═════ INFORMATION SUPPLIED ═════
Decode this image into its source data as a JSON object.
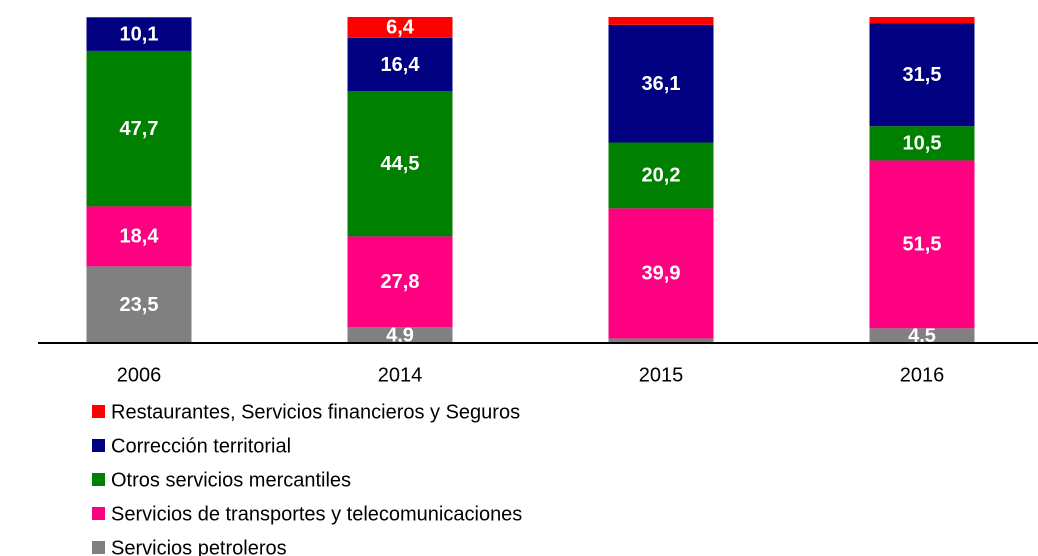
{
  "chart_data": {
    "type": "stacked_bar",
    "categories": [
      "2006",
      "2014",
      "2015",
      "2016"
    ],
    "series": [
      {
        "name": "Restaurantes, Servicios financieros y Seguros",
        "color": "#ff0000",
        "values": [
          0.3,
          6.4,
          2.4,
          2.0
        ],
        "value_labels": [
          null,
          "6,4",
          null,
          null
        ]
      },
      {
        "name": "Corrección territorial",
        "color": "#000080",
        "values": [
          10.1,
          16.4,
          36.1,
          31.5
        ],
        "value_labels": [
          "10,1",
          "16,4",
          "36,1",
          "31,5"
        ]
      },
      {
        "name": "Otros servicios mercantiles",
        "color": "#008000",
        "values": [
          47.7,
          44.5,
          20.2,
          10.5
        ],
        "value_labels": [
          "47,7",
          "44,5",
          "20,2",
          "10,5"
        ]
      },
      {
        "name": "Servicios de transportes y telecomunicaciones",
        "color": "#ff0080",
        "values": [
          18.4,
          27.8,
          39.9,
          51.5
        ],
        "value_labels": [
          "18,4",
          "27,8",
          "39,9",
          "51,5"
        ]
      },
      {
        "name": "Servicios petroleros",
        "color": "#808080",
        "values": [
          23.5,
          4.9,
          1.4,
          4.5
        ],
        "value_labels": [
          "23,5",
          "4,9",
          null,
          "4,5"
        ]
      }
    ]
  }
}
═════
* **THE EXERCISE**: Transcribe the full listing above exactly, with the images removed.

* **EXERCISE SOLUTION**:
Decode this image into its source data as a JSON object.
{
  "chart_data": {
    "type": "stacked_bar",
    "categories": [
      "2006",
      "2014",
      "2015",
      "2016"
    ],
    "series": [
      {
        "name": "Restaurantes, Servicios financieros y Seguros",
        "color": "#ff0000",
        "values": [
          0.3,
          6.4,
          2.4,
          2.0
        ],
        "value_labels": [
          null,
          "6,4",
          null,
          null
        ]
      },
      {
        "name": "Corrección territorial",
        "color": "#000080",
        "values": [
          10.1,
          16.4,
          36.1,
          31.5
        ],
        "value_labels": [
          "10,1",
          "16,4",
          "36,1",
          "31,5"
        ]
      },
      {
        "name": "Otros servicios mercantiles",
        "color": "#008000",
        "values": [
          47.7,
          44.5,
          20.2,
          10.5
        ],
        "value_labels": [
          "47,7",
          "44,5",
          "20,2",
          "10,5"
        ]
      },
      {
        "name": "Servicios de transportes y telecomunicaciones",
        "color": "#ff0080",
        "values": [
          18.4,
          27.8,
          39.9,
          51.5
        ],
        "value_labels": [
          "18,4",
          "27,8",
          "39,9",
          "51,5"
        ]
      },
      {
        "name": "Servicios petroleros",
        "color": "#808080",
        "values": [
          23.5,
          4.9,
          1.4,
          4.5
        ],
        "value_labels": [
          "23,5",
          "4,9",
          null,
          "4,5"
        ]
      }
    ]
  }
}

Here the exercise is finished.